■ Request
Can you transcribe every record below exactly as it appears?

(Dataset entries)
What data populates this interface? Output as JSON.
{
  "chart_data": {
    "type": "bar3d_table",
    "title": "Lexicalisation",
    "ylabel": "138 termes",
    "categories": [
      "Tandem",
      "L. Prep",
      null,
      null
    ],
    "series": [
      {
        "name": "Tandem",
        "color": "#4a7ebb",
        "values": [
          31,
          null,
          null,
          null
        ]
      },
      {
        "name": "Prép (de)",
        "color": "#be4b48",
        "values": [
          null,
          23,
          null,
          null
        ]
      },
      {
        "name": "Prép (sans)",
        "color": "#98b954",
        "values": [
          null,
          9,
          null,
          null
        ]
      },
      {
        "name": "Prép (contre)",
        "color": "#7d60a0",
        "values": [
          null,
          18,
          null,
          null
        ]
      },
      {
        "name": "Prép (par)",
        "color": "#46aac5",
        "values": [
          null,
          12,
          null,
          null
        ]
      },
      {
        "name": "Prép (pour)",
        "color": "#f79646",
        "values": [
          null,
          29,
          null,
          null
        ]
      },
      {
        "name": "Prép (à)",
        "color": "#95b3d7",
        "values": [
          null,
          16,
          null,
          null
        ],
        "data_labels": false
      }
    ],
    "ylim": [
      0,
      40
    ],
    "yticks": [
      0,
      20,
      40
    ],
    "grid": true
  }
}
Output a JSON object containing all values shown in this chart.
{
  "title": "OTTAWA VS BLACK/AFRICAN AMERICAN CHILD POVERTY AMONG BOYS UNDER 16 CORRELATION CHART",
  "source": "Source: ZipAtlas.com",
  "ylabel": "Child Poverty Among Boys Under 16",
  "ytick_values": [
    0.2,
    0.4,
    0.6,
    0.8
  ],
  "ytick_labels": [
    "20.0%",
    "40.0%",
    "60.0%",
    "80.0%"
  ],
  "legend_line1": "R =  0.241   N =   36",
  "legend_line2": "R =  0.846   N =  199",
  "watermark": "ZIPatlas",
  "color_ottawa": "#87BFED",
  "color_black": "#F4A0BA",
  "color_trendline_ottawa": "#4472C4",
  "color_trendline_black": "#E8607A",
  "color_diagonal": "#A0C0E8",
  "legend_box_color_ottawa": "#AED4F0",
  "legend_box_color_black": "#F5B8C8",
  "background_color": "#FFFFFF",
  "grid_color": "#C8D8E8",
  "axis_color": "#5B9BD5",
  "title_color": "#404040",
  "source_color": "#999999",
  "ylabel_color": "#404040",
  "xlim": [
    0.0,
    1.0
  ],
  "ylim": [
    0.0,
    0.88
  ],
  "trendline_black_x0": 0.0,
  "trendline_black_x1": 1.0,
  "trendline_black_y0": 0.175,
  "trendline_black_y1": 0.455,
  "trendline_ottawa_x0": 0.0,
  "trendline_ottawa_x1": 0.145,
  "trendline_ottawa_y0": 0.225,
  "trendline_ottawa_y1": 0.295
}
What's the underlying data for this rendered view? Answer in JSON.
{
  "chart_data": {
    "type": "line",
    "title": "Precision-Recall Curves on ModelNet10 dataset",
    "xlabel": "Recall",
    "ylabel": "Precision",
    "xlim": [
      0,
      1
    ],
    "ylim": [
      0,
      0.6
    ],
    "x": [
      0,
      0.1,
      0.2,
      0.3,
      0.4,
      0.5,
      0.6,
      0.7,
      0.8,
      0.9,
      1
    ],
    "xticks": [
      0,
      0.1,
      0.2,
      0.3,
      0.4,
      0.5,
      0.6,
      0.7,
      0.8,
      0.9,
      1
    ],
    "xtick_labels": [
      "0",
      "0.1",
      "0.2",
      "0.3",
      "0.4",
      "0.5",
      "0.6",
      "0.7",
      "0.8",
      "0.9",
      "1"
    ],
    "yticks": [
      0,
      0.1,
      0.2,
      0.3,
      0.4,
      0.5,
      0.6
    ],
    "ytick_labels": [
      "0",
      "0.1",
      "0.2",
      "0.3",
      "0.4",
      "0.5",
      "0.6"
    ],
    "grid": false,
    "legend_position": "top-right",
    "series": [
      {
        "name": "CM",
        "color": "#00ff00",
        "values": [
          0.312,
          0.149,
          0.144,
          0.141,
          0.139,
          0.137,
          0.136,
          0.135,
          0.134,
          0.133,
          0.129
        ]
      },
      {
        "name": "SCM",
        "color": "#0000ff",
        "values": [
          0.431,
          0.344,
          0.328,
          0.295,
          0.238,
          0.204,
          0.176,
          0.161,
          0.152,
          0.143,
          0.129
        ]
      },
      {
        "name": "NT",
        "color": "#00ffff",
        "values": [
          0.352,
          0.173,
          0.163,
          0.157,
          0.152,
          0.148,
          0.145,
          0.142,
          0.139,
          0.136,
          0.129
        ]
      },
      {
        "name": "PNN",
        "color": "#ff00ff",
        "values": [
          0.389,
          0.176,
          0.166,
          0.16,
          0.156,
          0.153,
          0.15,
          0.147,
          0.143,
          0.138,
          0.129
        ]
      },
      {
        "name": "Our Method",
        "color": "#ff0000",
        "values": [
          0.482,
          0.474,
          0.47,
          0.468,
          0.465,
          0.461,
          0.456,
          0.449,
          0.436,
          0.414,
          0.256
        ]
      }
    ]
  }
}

■ Finished answer
What data populates this interface? Output as JSON.
{
  "chart_data": {
    "type": "bar3d_table",
    "title": "Lexicalisation",
    "ylabel": "138 termes",
    "categories": [
      "Tandem",
      "L. Prep",
      null,
      null
    ],
    "series": [
      {
        "name": "Tandem",
        "color": "#4a7ebb",
        "values": [
          31,
          null,
          null,
          null
        ]
      },
      {
        "name": "Prép (de)",
        "color": "#be4b48",
        "values": [
          null,
          23,
          null,
          null
        ]
      },
      {
        "name": "Prép (sans)",
        "color": "#98b954",
        "values": [
          null,
          9,
          null,
          null
        ]
      },
      {
        "name": "Prép (contre)",
        "color": "#7d60a0",
        "values": [
          null,
          18,
          null,
          null
        ]
      },
      {
        "name": "Prép (par)",
        "color": "#46aac5",
        "values": [
          null,
          12,
          null,
          null
        ]
      },
      {
        "name": "Prép (pour)",
        "color": "#f79646",
        "values": [
          null,
          29,
          null,
          null
        ]
      },
      {
        "name": "Prép (à)",
        "color": "#95b3d7",
        "values": [
          null,
          16,
          null,
          null
        ],
        "data_labels": false
      }
    ],
    "ylim": [
      0,
      40
    ],
    "yticks": [
      0,
      20,
      40
    ],
    "grid": true
  }
}
Output a JSON object containing all values shown in this chart.
{
  "title": "OTTAWA VS BLACK/AFRICAN AMERICAN CHILD POVERTY AMONG BOYS UNDER 16 CORRELATION CHART",
  "source": "Source: ZipAtlas.com",
  "ylabel": "Child Poverty Among Boys Under 16",
  "ytick_values": [
    0.2,
    0.4,
    0.6,
    0.8
  ],
  "ytick_labels": [
    "20.0%",
    "40.0%",
    "60.0%",
    "80.0%"
  ],
  "legend_line1": "R =  0.241   N =   36",
  "legend_line2": "R =  0.846   N =  199",
  "watermark": "ZIPatlas",
  "color_ottawa": "#87BFED",
  "color_black": "#F4A0BA",
  "color_trendline_ottawa": "#4472C4",
  "color_trendline_black": "#E8607A",
  "color_diagonal": "#A0C0E8",
  "legend_box_color_ottawa": "#AED4F0",
  "legend_box_color_black": "#F5B8C8",
  "background_color": "#FFFFFF",
  "grid_color": "#C8D8E8",
  "axis_color": "#5B9BD5",
  "title_color": "#404040",
  "source_color": "#999999",
  "ylabel_color": "#404040",
  "xlim": [
    0.0,
    1.0
  ],
  "ylim": [
    0.0,
    0.88
  ],
  "trendline_black_x0": 0.0,
  "trendline_black_x1": 1.0,
  "trendline_black_y0": 0.175,
  "trendline_black_y1": 0.455,
  "trendline_ottawa_x0": 0.0,
  "trendline_ottawa_x1": 0.145,
  "trendline_ottawa_y0": 0.225,
  "trendline_ottawa_y1": 0.295
}
What's the underlying data for this rendered view? Answer in JSON.
{
  "chart_data": {
    "type": "line",
    "title": "Precision-Recall Curves on ModelNet10 dataset",
    "xlabel": "Recall",
    "ylabel": "Precision",
    "xlim": [
      0,
      1
    ],
    "ylim": [
      0,
      0.6
    ],
    "x": [
      0,
      0.1,
      0.2,
      0.3,
      0.4,
      0.5,
      0.6,
      0.7,
      0.8,
      0.9,
      1
    ],
    "xticks": [
      0,
      0.1,
      0.2,
      0.3,
      0.4,
      0.5,
      0.6,
      0.7,
      0.8,
      0.9,
      1
    ],
    "xtick_labels": [
      "0",
      "0.1",
      "0.2",
      "0.3",
      "0.4",
      "0.5",
      "0.6",
      "0.7",
      "0.8",
      "0.9",
      "1"
    ],
    "yticks": [
      0,
      0.1,
      0.2,
      0.3,
      0.4,
      0.5,
      0.6
    ],
    "ytick_labels": [
      "0",
      "0.1",
      "0.2",
      "0.3",
      "0.4",
      "0.5",
      "0.6"
    ],
    "grid": false,
    "legend_position": "top-right",
    "series": [
      {
        "name": "CM",
        "color": "#00ff00",
        "values": [
          0.312,
          0.149,
          0.144,
          0.141,
          0.139,
          0.137,
          0.136,
          0.135,
          0.134,
          0.133,
          0.129
        ]
      },
      {
        "name": "SCM",
        "color": "#0000ff",
        "values": [
          0.431,
          0.344,
          0.328,
          0.295,
          0.238,
          0.204,
          0.176,
          0.161,
          0.152,
          0.143,
          0.129
        ]
      },
      {
        "name": "NT",
        "color": "#00ffff",
        "values": [
          0.352,
          0.173,
          0.163,
          0.157,
          0.152,
          0.148,
          0.145,
          0.142,
          0.139,
          0.136,
          0.129
        ]
      },
      {
        "name": "PNN",
        "color": "#ff00ff",
        "values": [
          0.389,
          0.176,
          0.166,
          0.16,
          0.156,
          0.153,
          0.15,
          0.147,
          0.143,
          0.138,
          0.129
        ]
      },
      {
        "name": "Our Method",
        "color": "#ff0000",
        "values": [
          0.482,
          0.474,
          0.47,
          0.468,
          0.465,
          0.461,
          0.456,
          0.449,
          0.436,
          0.414,
          0.256
        ]
      }
    ]
  }
}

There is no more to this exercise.